#### Exercise goal
Reproduce the material exactly, omitting nothing.

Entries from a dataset
---+---

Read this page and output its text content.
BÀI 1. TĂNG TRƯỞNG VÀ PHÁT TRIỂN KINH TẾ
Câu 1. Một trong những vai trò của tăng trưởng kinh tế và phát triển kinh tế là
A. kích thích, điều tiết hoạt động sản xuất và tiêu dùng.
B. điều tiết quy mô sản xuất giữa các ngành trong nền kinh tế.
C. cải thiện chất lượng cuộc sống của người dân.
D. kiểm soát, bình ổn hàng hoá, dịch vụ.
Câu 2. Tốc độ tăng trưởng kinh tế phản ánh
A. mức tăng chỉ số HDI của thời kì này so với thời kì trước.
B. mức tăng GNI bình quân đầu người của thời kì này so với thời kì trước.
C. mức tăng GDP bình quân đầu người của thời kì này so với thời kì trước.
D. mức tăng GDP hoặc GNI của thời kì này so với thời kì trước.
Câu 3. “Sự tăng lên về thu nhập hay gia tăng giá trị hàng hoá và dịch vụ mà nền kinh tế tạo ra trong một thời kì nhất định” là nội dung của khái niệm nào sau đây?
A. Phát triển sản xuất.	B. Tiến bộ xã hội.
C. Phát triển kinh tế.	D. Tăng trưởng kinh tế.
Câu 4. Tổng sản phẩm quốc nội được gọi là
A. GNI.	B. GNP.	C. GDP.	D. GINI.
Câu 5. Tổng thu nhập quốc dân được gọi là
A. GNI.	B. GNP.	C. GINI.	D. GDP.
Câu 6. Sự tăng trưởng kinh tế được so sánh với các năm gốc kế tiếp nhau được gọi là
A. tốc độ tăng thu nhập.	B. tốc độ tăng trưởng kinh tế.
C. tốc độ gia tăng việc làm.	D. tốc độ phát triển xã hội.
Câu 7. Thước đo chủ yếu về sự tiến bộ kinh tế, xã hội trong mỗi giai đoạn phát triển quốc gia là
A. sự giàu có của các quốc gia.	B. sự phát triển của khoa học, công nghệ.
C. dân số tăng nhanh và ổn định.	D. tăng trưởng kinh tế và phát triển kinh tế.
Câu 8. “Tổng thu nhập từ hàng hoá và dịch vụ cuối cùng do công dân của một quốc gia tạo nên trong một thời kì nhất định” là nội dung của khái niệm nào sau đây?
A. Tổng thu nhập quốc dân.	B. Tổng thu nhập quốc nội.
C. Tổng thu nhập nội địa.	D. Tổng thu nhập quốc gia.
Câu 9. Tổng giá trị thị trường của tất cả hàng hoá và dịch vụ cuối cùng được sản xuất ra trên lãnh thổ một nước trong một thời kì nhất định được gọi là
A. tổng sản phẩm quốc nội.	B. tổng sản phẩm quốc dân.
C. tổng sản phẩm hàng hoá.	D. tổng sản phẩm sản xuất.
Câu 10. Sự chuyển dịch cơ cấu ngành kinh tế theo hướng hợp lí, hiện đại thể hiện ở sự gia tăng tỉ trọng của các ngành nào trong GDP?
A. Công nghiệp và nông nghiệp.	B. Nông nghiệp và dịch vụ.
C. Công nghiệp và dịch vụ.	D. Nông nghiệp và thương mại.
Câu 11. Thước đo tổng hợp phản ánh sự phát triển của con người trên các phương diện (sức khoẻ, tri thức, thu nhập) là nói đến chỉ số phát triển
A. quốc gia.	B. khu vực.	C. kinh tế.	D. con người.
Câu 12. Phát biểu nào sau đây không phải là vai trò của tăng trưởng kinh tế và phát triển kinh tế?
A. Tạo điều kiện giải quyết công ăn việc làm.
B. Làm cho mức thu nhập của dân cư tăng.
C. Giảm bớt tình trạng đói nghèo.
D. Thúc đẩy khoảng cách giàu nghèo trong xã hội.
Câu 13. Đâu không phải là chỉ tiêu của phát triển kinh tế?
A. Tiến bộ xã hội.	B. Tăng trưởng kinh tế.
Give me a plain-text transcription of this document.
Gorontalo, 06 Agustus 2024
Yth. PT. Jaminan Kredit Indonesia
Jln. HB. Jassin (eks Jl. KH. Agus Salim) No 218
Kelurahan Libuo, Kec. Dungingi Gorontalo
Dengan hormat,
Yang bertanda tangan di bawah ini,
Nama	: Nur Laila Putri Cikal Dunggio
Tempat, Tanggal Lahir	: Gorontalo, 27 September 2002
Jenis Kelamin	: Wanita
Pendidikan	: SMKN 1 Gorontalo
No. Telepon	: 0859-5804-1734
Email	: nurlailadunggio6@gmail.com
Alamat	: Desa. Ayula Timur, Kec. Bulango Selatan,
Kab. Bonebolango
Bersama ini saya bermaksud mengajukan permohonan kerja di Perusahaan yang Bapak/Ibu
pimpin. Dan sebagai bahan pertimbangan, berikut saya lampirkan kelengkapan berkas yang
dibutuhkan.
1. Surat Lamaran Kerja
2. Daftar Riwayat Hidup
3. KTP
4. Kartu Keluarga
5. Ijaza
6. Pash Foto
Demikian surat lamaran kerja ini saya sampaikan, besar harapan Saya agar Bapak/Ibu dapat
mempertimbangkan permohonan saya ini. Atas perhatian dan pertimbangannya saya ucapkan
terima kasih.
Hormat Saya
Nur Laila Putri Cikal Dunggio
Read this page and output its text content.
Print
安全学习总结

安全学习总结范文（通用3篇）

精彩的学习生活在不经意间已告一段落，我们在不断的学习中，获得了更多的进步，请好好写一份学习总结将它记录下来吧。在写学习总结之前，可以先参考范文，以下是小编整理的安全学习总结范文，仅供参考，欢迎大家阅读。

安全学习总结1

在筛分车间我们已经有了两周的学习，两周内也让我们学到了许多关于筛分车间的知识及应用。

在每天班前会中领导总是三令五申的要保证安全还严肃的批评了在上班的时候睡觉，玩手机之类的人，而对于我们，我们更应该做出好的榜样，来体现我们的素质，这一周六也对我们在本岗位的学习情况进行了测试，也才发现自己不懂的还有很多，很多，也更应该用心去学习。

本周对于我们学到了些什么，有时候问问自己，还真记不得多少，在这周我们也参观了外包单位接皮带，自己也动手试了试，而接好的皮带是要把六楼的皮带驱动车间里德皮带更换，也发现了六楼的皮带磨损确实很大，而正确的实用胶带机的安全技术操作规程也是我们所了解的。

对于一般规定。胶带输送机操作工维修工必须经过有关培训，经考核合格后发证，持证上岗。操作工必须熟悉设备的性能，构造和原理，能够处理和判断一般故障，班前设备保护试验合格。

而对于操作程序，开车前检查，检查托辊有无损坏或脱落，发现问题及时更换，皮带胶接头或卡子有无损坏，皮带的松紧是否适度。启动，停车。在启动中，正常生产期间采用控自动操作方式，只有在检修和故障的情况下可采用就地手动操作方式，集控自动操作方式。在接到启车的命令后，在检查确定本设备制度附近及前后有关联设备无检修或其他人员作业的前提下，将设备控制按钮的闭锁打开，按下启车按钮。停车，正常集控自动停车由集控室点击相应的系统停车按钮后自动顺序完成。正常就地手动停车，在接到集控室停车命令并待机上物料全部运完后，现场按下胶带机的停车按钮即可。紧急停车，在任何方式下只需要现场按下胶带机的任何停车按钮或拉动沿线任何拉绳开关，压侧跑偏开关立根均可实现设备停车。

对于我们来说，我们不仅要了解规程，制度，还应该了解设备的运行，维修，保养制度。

---+---

#### Answer to the exercise
Read this page and output its text content.
BÀI 1. TĂNG TRƯỞNG VÀ PHÁT TRIỂN KINH TẾ
Câu 1. Một trong những vai trò của tăng trưởng kinh tế và phát triển kinh tế là
A. kích thích, điều tiết hoạt động sản xuất và tiêu dùng.
B. điều tiết quy mô sản xuất giữa các ngành trong nền kinh tế.
C. cải thiện chất lượng cuộc sống của người dân.
D. kiểm soát, bình ổn hàng hoá, dịch vụ.
Câu 2. Tốc độ tăng trưởng kinh tế phản ánh
A. mức tăng chỉ số HDI của thời kì này so với thời kì trước.
B. mức tăng GNI bình quân đầu người của thời kì này so với thời kì trước.
C. mức tăng GDP bình quân đầu người của thời kì này so với thời kì trước.
D. mức tăng GDP hoặc GNI của thời kì này so với thời kì trước.
Câu 3. “Sự tăng lên về thu nhập hay gia tăng giá trị hàng hoá và dịch vụ mà nền kinh tế tạo ra trong một thời kì nhất định” là nội dung của khái niệm nào sau đây?
A. Phát triển sản xuất.	B. Tiến bộ xã hội.
C. Phát triển kinh tế.	D. Tăng trưởng kinh tế.
Câu 4. Tổng sản phẩm quốc nội được gọi là
A. GNI.	B. GNP.	C. GDP.	D. GINI.
Câu 5. Tổng thu nhập quốc dân được gọi là
A. GNI.	B. GNP.	C. GINI.	D. GDP.
Câu 6. Sự tăng trưởng kinh tế được so sánh với các năm gốc kế tiếp nhau được gọi là
A. tốc độ tăng thu nhập.	B. tốc độ tăng trưởng kinh tế.
C. tốc độ gia tăng việc làm.	D. tốc độ phát triển xã hội.
Câu 7. Thước đo chủ yếu về sự tiến bộ kinh tế, xã hội trong mỗi giai đoạn phát triển quốc gia là
A. sự giàu có của các quốc gia.	B. sự phát triển của khoa học, công nghệ.
C. dân số tăng nhanh và ổn định.	D. tăng trưởng kinh tế và phát triển kinh tế.
Câu 8. “Tổng thu nhập từ hàng hoá và dịch vụ cuối cùng do công dân của một quốc gia tạo nên trong một thời kì nhất định” là nội dung của khái niệm nào sau đây?
A. Tổng thu nhập quốc dân.	B. Tổng thu nhập quốc nội.
C. Tổng thu nhập nội địa.	D. Tổng thu nhập quốc gia.
Câu 9. Tổng giá trị thị trường của tất cả hàng hoá và dịch vụ cuối cùng được sản xuất ra trên lãnh thổ một nước trong một thời kì nhất định được gọi là
A. tổng sản phẩm quốc nội.	B. tổng sản phẩm quốc dân.
C. tổng sản phẩm hàng hoá.	D. tổng sản phẩm sản xuất.
Câu 10. Sự chuyển dịch cơ cấu ngành kinh tế theo hướng hợp lí, hiện đại thể hiện ở sự gia tăng tỉ trọng của các ngành nào trong GDP?
A. Công nghiệp và nông nghiệp.	B. Nông nghiệp và dịch vụ.
C. Công nghiệp và dịch vụ.	D. Nông nghiệp và thương mại.
Câu 11. Thước đo tổng hợp phản ánh sự phát triển của con người trên các phương diện (sức khoẻ, tri thức, thu nhập) là nói đến chỉ số phát triển
A. quốc gia.	B. khu vực.	C. kinh tế.	D. con người.
Câu 12. Phát biểu nào sau đây không phải là vai trò của tăng trưởng kinh tế và phát triển kinh tế?
A. Tạo điều kiện giải quyết công ăn việc làm.
B. Làm cho mức thu nhập của dân cư tăng.
C. Giảm bớt tình trạng đói nghèo.
D. Thúc đẩy khoảng cách giàu nghèo trong xã hội.
Câu 13. Đâu không phải là chỉ tiêu của phát triển kinh tế?
A. Tiến bộ xã hội.	B. Tăng trưởng kinh tế.
Give me a plain-text transcription of this document.
Gorontalo, 06 Agustus 2024
Yth. PT. Jaminan Kredit Indonesia
Jln. HB. Jassin (eks Jl. KH. Agus Salim) No 218
Kelurahan Libuo, Kec. Dungingi Gorontalo
Dengan hormat,
Yang bertanda tangan di bawah ini,
Nama	: Nur Laila Putri Cikal Dunggio
Tempat, Tanggal Lahir	: Gorontalo, 27 September 2002
Jenis Kelamin	: Wanita
Pendidikan	: SMKN 1 Gorontalo
No. Telepon	: 0859-5804-1734
Email	: nurlailadunggio6@gmail.com
Alamat	: Desa. Ayula Timur, Kec. Bulango Selatan,
Kab. Bonebolango
Bersama ini saya bermaksud mengajukan permohonan kerja di Perusahaan yang Bapak/Ibu
pimpin. Dan sebagai bahan pertimbangan, berikut saya lampirkan kelengkapan berkas yang
dibutuhkan.
1. Surat Lamaran Kerja
2. Daftar Riwayat Hidup
3. KTP
4. Kartu Keluarga
5. Ijaza
6. Pash Foto
Demikian surat lamaran kerja ini saya sampaikan, besar harapan Saya agar Bapak/Ibu dapat
mempertimbangkan permohonan saya ini. Atas perhatian dan pertimbangannya saya ucapkan
terima kasih.
Hormat Saya
Nur Laila Putri Cikal Dunggio
Read this page and output its text content.
Print
安全学习总结

安全学习总结范文（通用3篇）

精彩的学习生活在不经意间已告一段落，我们在不断的学习中，获得了更多的进步，请好好写一份学习总结将它记录下来吧。在写学习总结之前，可以先参考范文，以下是小编整理的安全学习总结范文，仅供参考，欢迎大家阅读。

安全学习总结1

在筛分车间我们已经有了两周的学习，两周内也让我们学到了许多关于筛分车间的知识及应用。

在每天班前会中领导总是三令五申的要保证安全还严肃的批评了在上班的时候睡觉，玩手机之类的人，而对于我们，我们更应该做出好的榜样，来体现我们的素质，这一周六也对我们在本岗位的学习情况进行了测试，也才发现自己不懂的还有很多，很多，也更应该用心去学习。

本周对于我们学到了些什么，有时候问问自己，还真记不得多少，在这周我们也参观了外包单位接皮带，自己也动手试了试，而接好的皮带是要把六楼的皮带驱动车间里德皮带更换，也发现了六楼的皮带磨损确实很大，而正确的实用胶带机的安全技术操作规程也是我们所了解的。

对于一般规定。胶带输送机操作工维修工必须经过有关培训，经考核合格后发证，持证上岗。操作工必须熟悉设备的性能，构造和原理，能够处理和判断一般故障，班前设备保护试验合格。

而对于操作程序，开车前检查，检查托辊有无损坏或脱落，发现问题及时更换，皮带胶接头或卡子有无损坏，皮带的松紧是否适度。启动，停车。在启动中，正常生产期间采用控自动操作方式，只有在检修和故障的情况下可采用就地手动操作方式，集控自动操作方式。在接到启车的命令后，在检查确定本设备制度附近及前后有关联设备无检修或其他人员作业的前提下，将设备控制按钮的闭锁打开，按下启车按钮。停车，正常集控自动停车由集控室点击相应的系统停车按钮后自动顺序完成。正常就地手动停车，在接到集控室停车命令并待机上物料全部运完后，现场按下胶带机的停车按钮即可。紧急停车，在任何方式下只需要现场按下胶带机的任何停车按钮或拉动沿线任何拉绳开关，压侧跑偏开关立根均可实现设备停车。

对于我们来说，我们不仅要了解规程，制度，还应该了解设备的运行，维修，保养制度。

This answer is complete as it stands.